=== INPUT FOR THIS TASK ===

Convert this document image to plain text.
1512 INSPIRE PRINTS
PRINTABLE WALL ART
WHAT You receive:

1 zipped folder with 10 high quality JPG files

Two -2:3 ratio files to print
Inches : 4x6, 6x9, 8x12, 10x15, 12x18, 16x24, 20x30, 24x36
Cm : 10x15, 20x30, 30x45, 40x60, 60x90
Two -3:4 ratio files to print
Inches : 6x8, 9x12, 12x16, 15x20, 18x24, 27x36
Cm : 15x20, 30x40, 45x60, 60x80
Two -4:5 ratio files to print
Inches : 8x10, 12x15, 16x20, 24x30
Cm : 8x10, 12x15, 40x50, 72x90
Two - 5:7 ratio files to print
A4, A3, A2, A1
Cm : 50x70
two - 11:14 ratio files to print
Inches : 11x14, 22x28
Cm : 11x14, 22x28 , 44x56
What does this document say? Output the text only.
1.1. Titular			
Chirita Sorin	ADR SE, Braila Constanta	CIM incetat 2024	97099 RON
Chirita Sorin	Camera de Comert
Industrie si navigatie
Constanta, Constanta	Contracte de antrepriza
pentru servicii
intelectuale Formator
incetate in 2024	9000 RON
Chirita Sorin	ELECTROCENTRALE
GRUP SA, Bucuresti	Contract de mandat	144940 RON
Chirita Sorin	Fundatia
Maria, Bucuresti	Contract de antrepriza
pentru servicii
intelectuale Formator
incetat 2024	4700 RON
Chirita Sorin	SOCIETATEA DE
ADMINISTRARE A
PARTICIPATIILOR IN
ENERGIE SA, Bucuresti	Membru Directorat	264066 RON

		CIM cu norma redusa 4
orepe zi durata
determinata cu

===

→ WORK REQUIRED: Reproduce only those lines of the entries above that run from the line with "What does this" to the final line.

→ RESPONSE FOR THIS EXERCISE:
What does this document say? Output the text only.
1.1. Titular			
Chirita Sorin	ADR SE, Braila Constanta	CIM incetat 2024	97099 RON
Chirita Sorin	Camera de Comert
Industrie si navigatie
Constanta, Constanta	Contracte de antrepriza
pentru servicii
intelectuale Formator
incetate in 2024	9000 RON
Chirita Sorin	ELECTROCENTRALE
GRUP SA, Bucuresti	Contract de mandat	144940 RON
Chirita Sorin	Fundatia
Maria, Bucuresti	Contract de antrepriza
pentru servicii
intelectuale Formator
incetat 2024	4700 RON
Chirita Sorin	SOCIETATEA DE
ADMINISTRARE A
PARTICIPATIILOR IN
ENERGIE SA, Bucuresti	Membru Directorat	264066 RON

		CIM cu norma redusa 4
orepe zi durata
determinata cu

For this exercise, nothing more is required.